◆ Given entries:
________________

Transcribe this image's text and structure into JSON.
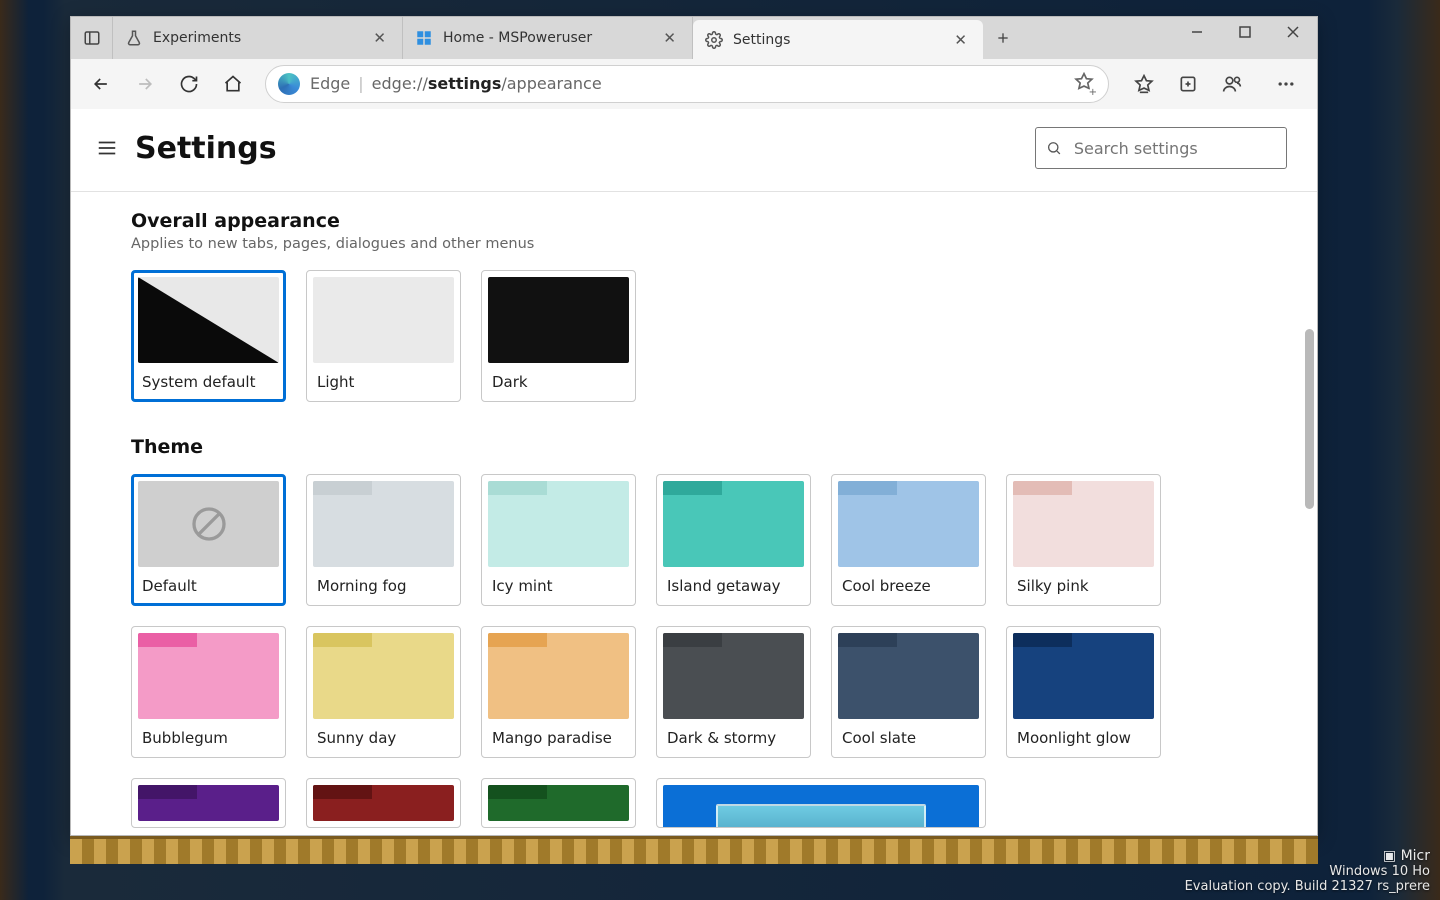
{
  "window": {
    "minimize": "–",
    "maximize": "▢",
    "close": "✕"
  },
  "tabs": {
    "items": [
      {
        "label": "Experiments",
        "icon": "flask-icon"
      },
      {
        "label": "Home - MSPoweruser",
        "icon": "windows-icon"
      },
      {
        "label": "Settings",
        "icon": "gear-icon"
      }
    ],
    "active_index": 2,
    "new_tab": "+"
  },
  "toolbar": {
    "edge_label": "Edge",
    "url_prefix": "edge://",
    "url_bold": "settings",
    "url_suffix": "/appearance"
  },
  "settings": {
    "page_title": "Settings",
    "search_placeholder": "Search settings",
    "overall": {
      "title": "Overall appearance",
      "subtitle": "Applies to new tabs, pages, dialogues and other menus",
      "options": [
        {
          "label": "System default",
          "kind": "system",
          "selected": true
        },
        {
          "label": "Light",
          "kind": "light"
        },
        {
          "label": "Dark",
          "kind": "dark"
        }
      ]
    },
    "theme": {
      "title": "Theme",
      "options": [
        {
          "label": "Default",
          "main": "#cfcfcf",
          "default": true,
          "selected": true
        },
        {
          "label": "Morning fog",
          "main": "#d7dde1",
          "tab": "#c8cfd3"
        },
        {
          "label": "Icy mint",
          "main": "#c3ebe6",
          "tab": "#a9dcd5"
        },
        {
          "label": "Island getaway",
          "main": "#49c7b8",
          "tab": "#2fa99b"
        },
        {
          "label": "Cool breeze",
          "main": "#9fc4e7",
          "tab": "#82afd7"
        },
        {
          "label": "Silky pink",
          "main": "#f2dedd",
          "tab": "#e3bcb6"
        },
        {
          "label": "Bubblegum",
          "main": "#f49bc7",
          "tab": "#ea5fa5"
        },
        {
          "label": "Sunny day",
          "main": "#e9d989",
          "tab": "#d9c55f"
        },
        {
          "label": "Mango paradise",
          "main": "#f0c083",
          "tab": "#e6a452"
        },
        {
          "label": "Dark & stormy",
          "main": "#4a4e52",
          "tab": "#3a3e42"
        },
        {
          "label": "Cool slate",
          "main": "#3c516b",
          "tab": "#2d4058"
        },
        {
          "label": "Moonlight glow",
          "main": "#16427e",
          "tab": "#0d2e5c"
        }
      ],
      "row3": [
        {
          "main": "#5a1f8a",
          "tab": "#431568"
        },
        {
          "main": "#8a1f1f",
          "tab": "#631313"
        },
        {
          "main": "#1f6a2b",
          "tab": "#14511e"
        }
      ]
    }
  },
  "watermark": {
    "line1": "Windows 10 Ho",
    "line2": "Evaluation copy. Build 21327 rs_prere",
    "brand": "Micr"
  }
}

________________

◆ Challenge: Copy all the lines of data exactly as they appear, dropping any images.

◆ Exercise answer:
Transcribe this image's text and structure into JSON.
{
  "window": {
    "minimize": "–",
    "maximize": "▢",
    "close": "✕"
  },
  "tabs": {
    "items": [
      {
        "label": "Experiments",
        "icon": "flask-icon"
      },
      {
        "label": "Home - MSPoweruser",
        "icon": "windows-icon"
      },
      {
        "label": "Settings",
        "icon": "gear-icon"
      }
    ],
    "active_index": 2,
    "new_tab": "+"
  },
  "toolbar": {
    "edge_label": "Edge",
    "url_prefix": "edge://",
    "url_bold": "settings",
    "url_suffix": "/appearance"
  },
  "settings": {
    "page_title": "Settings",
    "search_placeholder": "Search settings",
    "overall": {
      "title": "Overall appearance",
      "subtitle": "Applies to new tabs, pages, dialogues and other menus",
      "options": [
        {
          "label": "System default",
          "kind": "system",
          "selected": true
        },
        {
          "label": "Light",
          "kind": "light"
        },
        {
          "label": "Dark",
          "kind": "dark"
        }
      ]
    },
    "theme": {
      "title": "Theme",
      "options": [
        {
          "label": "Default",
          "main": "#cfcfcf",
          "default": true,
          "selected": true
        },
        {
          "label": "Morning fog",
          "main": "#d7dde1",
          "tab": "#c8cfd3"
        },
        {
          "label": "Icy mint",
          "main": "#c3ebe6",
          "tab": "#a9dcd5"
        },
        {
          "label": "Island getaway",
          "main": "#49c7b8",
          "tab": "#2fa99b"
        },
        {
          "label": "Cool breeze",
          "main": "#9fc4e7",
          "tab": "#82afd7"
        },
        {
          "label": "Silky pink",
          "main": "#f2dedd",
          "tab": "#e3bcb6"
        },
        {
          "label": "Bubblegum",
          "main": "#f49bc7",
          "tab": "#ea5fa5"
        },
        {
          "label": "Sunny day",
          "main": "#e9d989",
          "tab": "#d9c55f"
        },
        {
          "label": "Mango paradise",
          "main": "#f0c083",
          "tab": "#e6a452"
        },
        {
          "label": "Dark & stormy",
          "main": "#4a4e52",
          "tab": "#3a3e42"
        },
        {
          "label": "Cool slate",
          "main": "#3c516b",
          "tab": "#2d4058"
        },
        {
          "label": "Moonlight glow",
          "main": "#16427e",
          "tab": "#0d2e5c"
        }
      ],
      "row3": [
        {
          "main": "#5a1f8a",
          "tab": "#431568"
        },
        {
          "main": "#8a1f1f",
          "tab": "#631313"
        },
        {
          "main": "#1f6a2b",
          "tab": "#14511e"
        }
      ]
    }
  },
  "watermark": {
    "line1": "Windows 10 Ho",
    "line2": "Evaluation copy. Build 21327 rs_prere",
    "brand": "Micr"
  }
}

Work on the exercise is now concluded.